-- Begin Material --

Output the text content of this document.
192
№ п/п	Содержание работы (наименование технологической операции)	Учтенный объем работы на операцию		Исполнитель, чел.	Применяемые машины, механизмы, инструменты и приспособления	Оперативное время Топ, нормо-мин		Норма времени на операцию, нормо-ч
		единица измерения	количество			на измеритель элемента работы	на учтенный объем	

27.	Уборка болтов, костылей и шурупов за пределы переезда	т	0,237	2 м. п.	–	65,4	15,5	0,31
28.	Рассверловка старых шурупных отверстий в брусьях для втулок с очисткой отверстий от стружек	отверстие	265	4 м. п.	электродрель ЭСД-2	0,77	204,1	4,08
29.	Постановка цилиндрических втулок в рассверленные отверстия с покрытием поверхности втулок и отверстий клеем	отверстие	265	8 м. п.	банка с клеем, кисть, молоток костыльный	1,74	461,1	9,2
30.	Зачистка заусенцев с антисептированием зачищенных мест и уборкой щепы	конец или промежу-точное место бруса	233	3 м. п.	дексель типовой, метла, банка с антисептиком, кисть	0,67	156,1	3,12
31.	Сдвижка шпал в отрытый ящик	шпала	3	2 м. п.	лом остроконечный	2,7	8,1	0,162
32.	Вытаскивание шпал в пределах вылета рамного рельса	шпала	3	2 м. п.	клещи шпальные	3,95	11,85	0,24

-- End Material --

__Requirement__:
Print the whole listing exactly as it is.

__Written answer__:
Output the text content of this document.
192
№ п/п	Содержание работы (наименование технологической операции)	Учтенный объем работы на операцию		Исполнитель, чел.	Применяемые машины, механизмы, инструменты и приспособления	Оперативное время Топ, нормо-мин		Норма времени на операцию, нормо-ч
		единица измерения	количество			на измеритель элемента работы	на учтенный объем	

27.	Уборка болтов, костылей и шурупов за пределы переезда	т	0,237	2 м. п.	–	65,4	15,5	0,31
28.	Рассверловка старых шурупных отверстий в брусьях для втулок с очисткой отверстий от стружек	отверстие	265	4 м. п.	электродрель ЭСД-2	0,77	204,1	4,08
29.	Постановка цилиндрических втулок в рассверленные отверстия с покрытием поверхности втулок и отверстий клеем	отверстие	265	8 м. п.	банка с клеем, кисть, молоток костыльный	1,74	461,1	9,2
30.	Зачистка заусенцев с антисептированием зачищенных мест и уборкой щепы	конец или промежу-точное место бруса	233	3 м. п.	дексель типовой, метла, банка с антисептиком, кисть	0,67	156,1	3,12
31.	Сдвижка шпал в отрытый ящик	шпала	3	2 м. п.	лом остроконечный	2,7	8,1	0,162
32.	Вытаскивание шпал в пределах вылета рамного рельса	шпала	3	2 м. п.	клещи шпальные	3,95	11,85	0,24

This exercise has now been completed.